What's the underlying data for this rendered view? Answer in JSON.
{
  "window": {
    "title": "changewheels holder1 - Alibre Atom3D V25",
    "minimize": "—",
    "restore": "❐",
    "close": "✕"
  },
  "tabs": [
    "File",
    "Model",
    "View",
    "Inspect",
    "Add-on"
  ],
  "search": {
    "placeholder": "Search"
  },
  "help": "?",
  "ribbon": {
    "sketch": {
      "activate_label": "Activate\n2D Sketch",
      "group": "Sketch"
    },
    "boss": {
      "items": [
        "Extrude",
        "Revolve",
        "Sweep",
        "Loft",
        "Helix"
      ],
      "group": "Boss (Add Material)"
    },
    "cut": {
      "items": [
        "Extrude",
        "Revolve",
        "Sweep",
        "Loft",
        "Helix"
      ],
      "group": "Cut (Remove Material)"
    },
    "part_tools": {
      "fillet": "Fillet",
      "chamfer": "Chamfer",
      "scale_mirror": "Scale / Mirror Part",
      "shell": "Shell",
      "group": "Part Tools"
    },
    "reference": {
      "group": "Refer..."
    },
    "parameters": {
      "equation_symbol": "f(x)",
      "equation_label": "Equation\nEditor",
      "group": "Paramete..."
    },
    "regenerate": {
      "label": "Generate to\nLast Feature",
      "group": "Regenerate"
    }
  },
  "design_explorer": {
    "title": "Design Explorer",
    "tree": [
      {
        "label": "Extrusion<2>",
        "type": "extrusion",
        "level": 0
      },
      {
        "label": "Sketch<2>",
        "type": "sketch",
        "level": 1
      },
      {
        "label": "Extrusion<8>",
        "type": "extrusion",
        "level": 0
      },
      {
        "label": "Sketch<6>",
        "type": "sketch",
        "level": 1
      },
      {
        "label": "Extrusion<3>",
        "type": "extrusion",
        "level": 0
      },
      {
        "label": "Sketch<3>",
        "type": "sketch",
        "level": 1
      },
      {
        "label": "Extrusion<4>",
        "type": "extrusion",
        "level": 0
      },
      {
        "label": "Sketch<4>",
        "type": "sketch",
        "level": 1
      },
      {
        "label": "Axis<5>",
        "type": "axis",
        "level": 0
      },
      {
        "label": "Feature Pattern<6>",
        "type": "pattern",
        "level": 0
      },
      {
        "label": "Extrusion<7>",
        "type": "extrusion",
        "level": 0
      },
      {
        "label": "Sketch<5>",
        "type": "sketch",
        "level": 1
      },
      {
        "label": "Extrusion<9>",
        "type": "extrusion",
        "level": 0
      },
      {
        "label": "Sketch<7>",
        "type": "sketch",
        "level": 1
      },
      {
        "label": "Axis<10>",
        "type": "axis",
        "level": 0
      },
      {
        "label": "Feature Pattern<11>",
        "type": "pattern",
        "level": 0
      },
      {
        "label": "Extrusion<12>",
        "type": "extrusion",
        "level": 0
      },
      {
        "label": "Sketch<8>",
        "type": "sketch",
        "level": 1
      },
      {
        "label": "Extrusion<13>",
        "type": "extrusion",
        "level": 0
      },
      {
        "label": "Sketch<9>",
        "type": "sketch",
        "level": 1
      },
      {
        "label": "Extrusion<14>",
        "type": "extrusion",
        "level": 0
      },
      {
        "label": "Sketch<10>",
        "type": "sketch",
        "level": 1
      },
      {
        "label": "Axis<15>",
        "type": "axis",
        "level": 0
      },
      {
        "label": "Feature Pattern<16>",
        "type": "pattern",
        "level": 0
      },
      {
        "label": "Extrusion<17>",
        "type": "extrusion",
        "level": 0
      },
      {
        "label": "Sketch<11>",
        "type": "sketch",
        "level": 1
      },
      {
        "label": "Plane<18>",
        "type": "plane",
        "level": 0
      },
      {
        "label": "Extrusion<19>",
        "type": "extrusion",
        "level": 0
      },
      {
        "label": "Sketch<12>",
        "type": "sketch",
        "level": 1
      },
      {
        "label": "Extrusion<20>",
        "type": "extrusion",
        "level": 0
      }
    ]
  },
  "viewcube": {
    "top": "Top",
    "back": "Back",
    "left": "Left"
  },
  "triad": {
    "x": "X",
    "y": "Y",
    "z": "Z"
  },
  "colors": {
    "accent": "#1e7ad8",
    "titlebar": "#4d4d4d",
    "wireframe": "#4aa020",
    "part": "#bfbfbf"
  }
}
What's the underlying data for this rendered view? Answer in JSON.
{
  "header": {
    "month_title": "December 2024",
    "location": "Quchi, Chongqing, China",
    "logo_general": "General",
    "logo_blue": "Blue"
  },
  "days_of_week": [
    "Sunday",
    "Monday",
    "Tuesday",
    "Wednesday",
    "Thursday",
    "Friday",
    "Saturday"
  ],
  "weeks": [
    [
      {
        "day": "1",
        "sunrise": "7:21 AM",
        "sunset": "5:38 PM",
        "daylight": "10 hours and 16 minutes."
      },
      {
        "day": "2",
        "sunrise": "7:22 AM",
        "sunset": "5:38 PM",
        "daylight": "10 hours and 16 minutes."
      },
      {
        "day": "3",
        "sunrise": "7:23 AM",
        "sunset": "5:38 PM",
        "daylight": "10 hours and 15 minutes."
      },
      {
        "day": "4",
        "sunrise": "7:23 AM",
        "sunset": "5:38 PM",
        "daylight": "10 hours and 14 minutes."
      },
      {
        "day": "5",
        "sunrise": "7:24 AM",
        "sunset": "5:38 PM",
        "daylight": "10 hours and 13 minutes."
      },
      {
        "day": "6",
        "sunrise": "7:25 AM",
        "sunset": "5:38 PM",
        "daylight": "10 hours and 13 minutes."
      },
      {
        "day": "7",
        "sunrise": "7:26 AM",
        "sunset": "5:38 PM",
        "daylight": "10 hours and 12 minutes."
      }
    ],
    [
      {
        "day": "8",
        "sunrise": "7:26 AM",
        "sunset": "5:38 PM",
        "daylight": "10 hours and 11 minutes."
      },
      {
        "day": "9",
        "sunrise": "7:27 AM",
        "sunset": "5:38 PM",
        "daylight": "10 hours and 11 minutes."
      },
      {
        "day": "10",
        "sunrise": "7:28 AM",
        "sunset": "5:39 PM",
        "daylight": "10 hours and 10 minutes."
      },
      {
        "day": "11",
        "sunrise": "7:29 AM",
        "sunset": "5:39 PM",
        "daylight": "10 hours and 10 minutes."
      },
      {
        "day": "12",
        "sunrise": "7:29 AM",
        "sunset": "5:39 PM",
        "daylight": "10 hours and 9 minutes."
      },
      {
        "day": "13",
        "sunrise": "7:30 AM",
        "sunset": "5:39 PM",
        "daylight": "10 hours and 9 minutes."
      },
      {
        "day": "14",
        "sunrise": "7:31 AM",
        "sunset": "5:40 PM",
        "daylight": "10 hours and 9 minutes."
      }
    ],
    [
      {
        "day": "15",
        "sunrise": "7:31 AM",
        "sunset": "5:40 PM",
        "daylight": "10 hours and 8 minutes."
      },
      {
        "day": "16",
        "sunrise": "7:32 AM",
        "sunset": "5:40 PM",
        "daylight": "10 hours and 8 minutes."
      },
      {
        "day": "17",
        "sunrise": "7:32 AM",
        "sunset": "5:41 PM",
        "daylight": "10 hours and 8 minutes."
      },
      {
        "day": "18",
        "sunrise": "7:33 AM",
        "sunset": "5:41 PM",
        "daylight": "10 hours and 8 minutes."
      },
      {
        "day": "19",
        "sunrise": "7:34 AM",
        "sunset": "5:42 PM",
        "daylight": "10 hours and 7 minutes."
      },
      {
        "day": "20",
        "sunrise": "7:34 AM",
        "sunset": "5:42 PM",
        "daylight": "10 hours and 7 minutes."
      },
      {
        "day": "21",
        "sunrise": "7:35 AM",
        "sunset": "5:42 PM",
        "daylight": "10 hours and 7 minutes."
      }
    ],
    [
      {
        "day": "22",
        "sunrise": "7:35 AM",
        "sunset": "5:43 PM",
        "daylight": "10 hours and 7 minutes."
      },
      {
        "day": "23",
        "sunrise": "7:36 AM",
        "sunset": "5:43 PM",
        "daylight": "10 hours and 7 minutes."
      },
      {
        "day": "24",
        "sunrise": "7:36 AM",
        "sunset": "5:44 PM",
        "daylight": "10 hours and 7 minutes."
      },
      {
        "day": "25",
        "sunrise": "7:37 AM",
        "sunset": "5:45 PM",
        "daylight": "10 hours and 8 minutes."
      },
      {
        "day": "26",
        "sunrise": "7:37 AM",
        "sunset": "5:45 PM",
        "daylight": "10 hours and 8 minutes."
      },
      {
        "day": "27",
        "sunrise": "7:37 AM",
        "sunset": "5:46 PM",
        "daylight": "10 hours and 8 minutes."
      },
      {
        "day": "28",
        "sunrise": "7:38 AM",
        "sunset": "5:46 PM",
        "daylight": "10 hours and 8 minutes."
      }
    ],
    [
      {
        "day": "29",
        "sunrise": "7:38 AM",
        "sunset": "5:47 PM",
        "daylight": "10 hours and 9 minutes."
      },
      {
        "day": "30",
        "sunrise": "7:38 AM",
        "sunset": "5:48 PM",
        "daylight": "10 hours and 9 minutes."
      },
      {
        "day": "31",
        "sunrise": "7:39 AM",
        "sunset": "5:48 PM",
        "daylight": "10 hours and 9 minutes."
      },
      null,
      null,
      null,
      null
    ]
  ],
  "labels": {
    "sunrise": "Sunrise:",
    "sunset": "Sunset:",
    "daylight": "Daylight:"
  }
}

→ **WRITTEN INSTRUCTION**:
Report how many lines in the listing above include the word "Material". Give nothing but the number.

→ **EXERCISE SOLUTION**:
2